• _Given problem_
Write out each record below exactly as it appears, with no pictures.

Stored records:
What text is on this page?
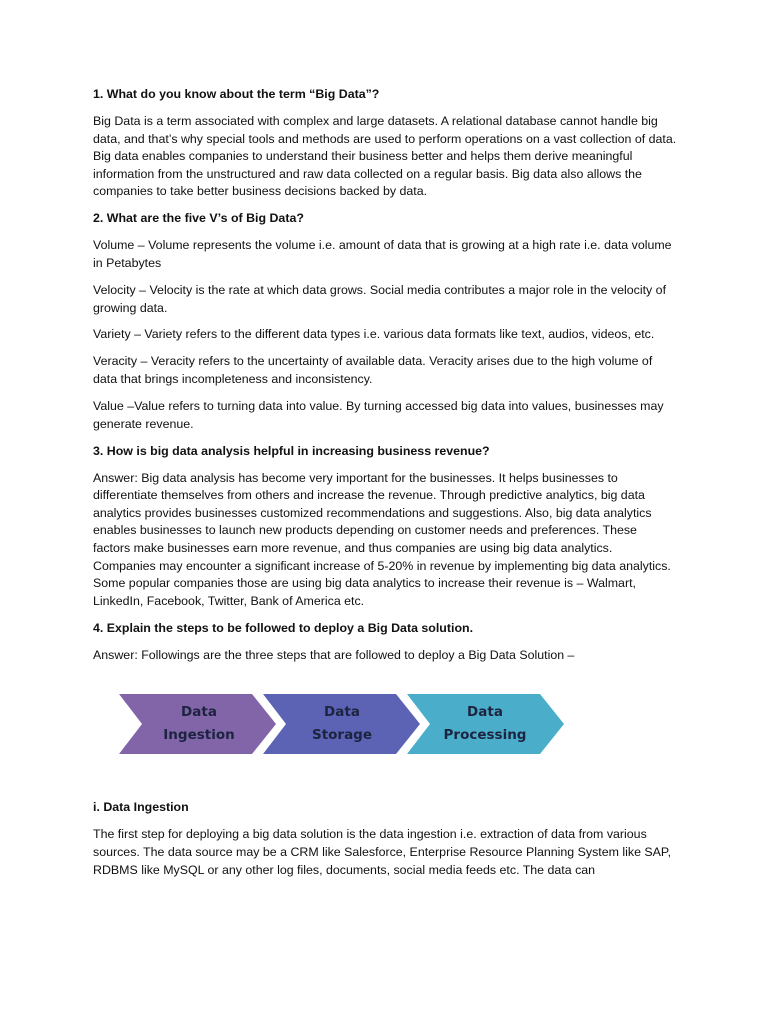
1. What do you know about the term “Big Data”?
Big Data is a term associated with complex and large datasets. A relational database cannot handle big data, and that’s why special tools and methods are used to perform operations on a vast collection of data. Big data enables companies to understand their business better and helps them derive meaningful information from the unstructured and raw data collected on a regular basis. Big data also allows the companies to take better business decisions backed by data.
2. What are the five V’s of Big Data?
Volume – Volume represents the volume i.e. amount of data that is growing at a high rate i.e. data volume in Petabytes
Velocity – Velocity is the rate at which data grows. Social media contributes a major role in the velocity of growing data.
Variety – Variety refers to the different data types i.e. various data formats like text, audios, videos, etc.
Veracity – Veracity refers to the uncertainty of available data. Veracity arises due to the high volume of data that brings incompleteness and inconsistency.
Value –Value refers to turning data into value. By turning accessed big data into values, businesses may generate revenue.
3. How is big data analysis helpful in increasing business revenue?
Answer: Big data analysis has become very important for the businesses. It helps businesses to differentiate themselves from others and increase the revenue. Through predictive analytics, big data analytics provides businesses customized recommendations and suggestions. Also, big data analytics enables businesses to launch new products depending on customer needs and preferences. These factors make businesses earn more revenue, and thus companies are using big data analytics. Companies may encounter a significant increase of 5-20% in revenue by implementing big data analytics. Some popular companies those are using big data analytics to increase their revenue is – Walmart, LinkedIn, Facebook, Twitter, Bank of America etc.
4. Explain the steps to be followed to deploy a Big Data solution.
Answer: Followings are the three steps that are followed to deploy a Big Data Solution –
Data
Ingestion
Data
Storage
Data
Processing
i. Data Ingestion
The first step for deploying a big data solution is the data ingestion i.e. extraction of data from various sources. The data source may be a CRM like Salesforce, Enterprise Resource Planning System like SAP, RDBMS like MySQL or any other log files, documents, social media feeds etc. The data can
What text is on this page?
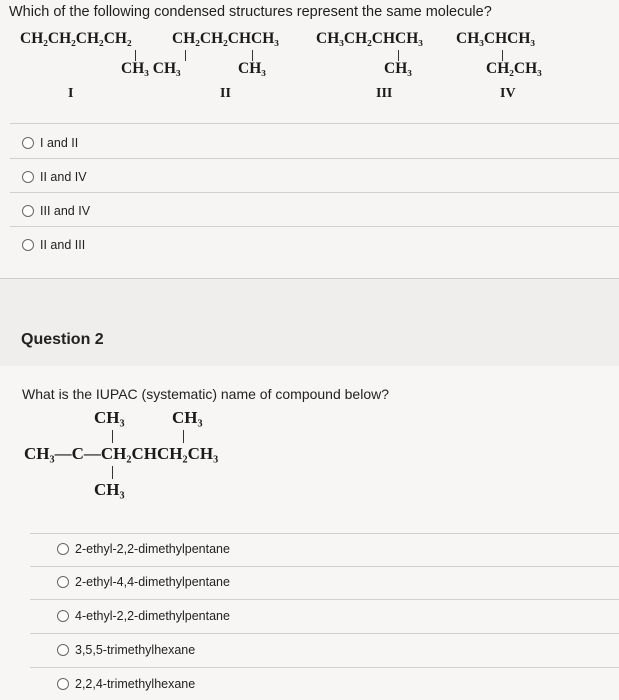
Which of the following condensed structures represent the same molecule?
CH₂CH₂CH₂CH₂
CH₃ CH₃
I
CH₂CH₂CHCH₃
CH₃
II
CH₃CH₂CHCH₃
CH₃
III
CH₃CHCH₃
CH₂CH₃
IV
I and II
II and IV
III and IV
II and III
Question 2
What is the IUPAC (systematic) name of compound below?
CH₃	CH₃
CH₃—C—CH₂CHCH₂CH₃
CH₃
2-ethyl-2,2-dimethylpentane
2-ethyl-4,4-dimethylpentane
4-ethyl-2,2-dimethylpentane
3,5,5-trimethylhexane
2,2,4-trimethylhexane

• _Result_
What text is on this page?
1. What do you know about the term “Big Data”?
Big Data is a term associated with complex and large datasets. A relational database cannot handle big data, and that’s why special tools and methods are used to perform operations on a vast collection of data. Big data enables companies to understand their business better and helps them derive meaningful information from the unstructured and raw data collected on a regular basis. Big data also allows the companies to take better business decisions backed by data.
2. What are the five V’s of Big Data?
Volume – Volume represents the volume i.e. amount of data that is growing at a high rate i.e. data volume in Petabytes
Velocity – Velocity is the rate at which data grows. Social media contributes a major role in the velocity of growing data.
Variety – Variety refers to the different data types i.e. various data formats like text, audios, videos, etc.
Veracity – Veracity refers to the uncertainty of available data. Veracity arises due to the high volume of data that brings incompleteness and inconsistency.
Value –Value refers to turning data into value. By turning accessed big data into values, businesses may generate revenue.
3. How is big data analysis helpful in increasing business revenue?
Answer: Big data analysis has become very important for the businesses. It helps businesses to differentiate themselves from others and increase the revenue. Through predictive analytics, big data analytics provides businesses customized recommendations and suggestions. Also, big data analytics enables businesses to launch new products depending on customer needs and preferences. These factors make businesses earn more revenue, and thus companies are using big data analytics. Companies may encounter a significant increase of 5-20% in revenue by implementing big data analytics. Some popular companies those are using big data analytics to increase their revenue is – Walmart, LinkedIn, Facebook, Twitter, Bank of America etc.
4. Explain the steps to be followed to deploy a Big Data solution.
Answer: Followings are the three steps that are followed to deploy a Big Data Solution –
Data
Ingestion
Data
Storage
Data
Processing
i. Data Ingestion
The first step for deploying a big data solution is the data ingestion i.e. extraction of data from various sources. The data source may be a CRM like Salesforce, Enterprise Resource Planning System like SAP, RDBMS like MySQL or any other log files, documents, social media feeds etc. The data can
What text is on this page?
Which of the following condensed structures represent the same molecule?
CH₂CH₂CH₂CH₂
CH₃ CH₃
I
CH₂CH₂CHCH₃
CH₃
II
CH₃CH₂CHCH₃
CH₃
III
CH₃CHCH₃
CH₂CH₃
IV
I and II
II and IV
III and IV
II and III
Question 2
What is the IUPAC (systematic) name of compound below?
CH₃	CH₃
CH₃—C—CH₂CHCH₂CH₃
CH₃
2-ethyl-2,2-dimethylpentane
2-ethyl-4,4-dimethylpentane
4-ethyl-2,2-dimethylpentane
3,5,5-trimethylhexane
2,2,4-trimethylhexane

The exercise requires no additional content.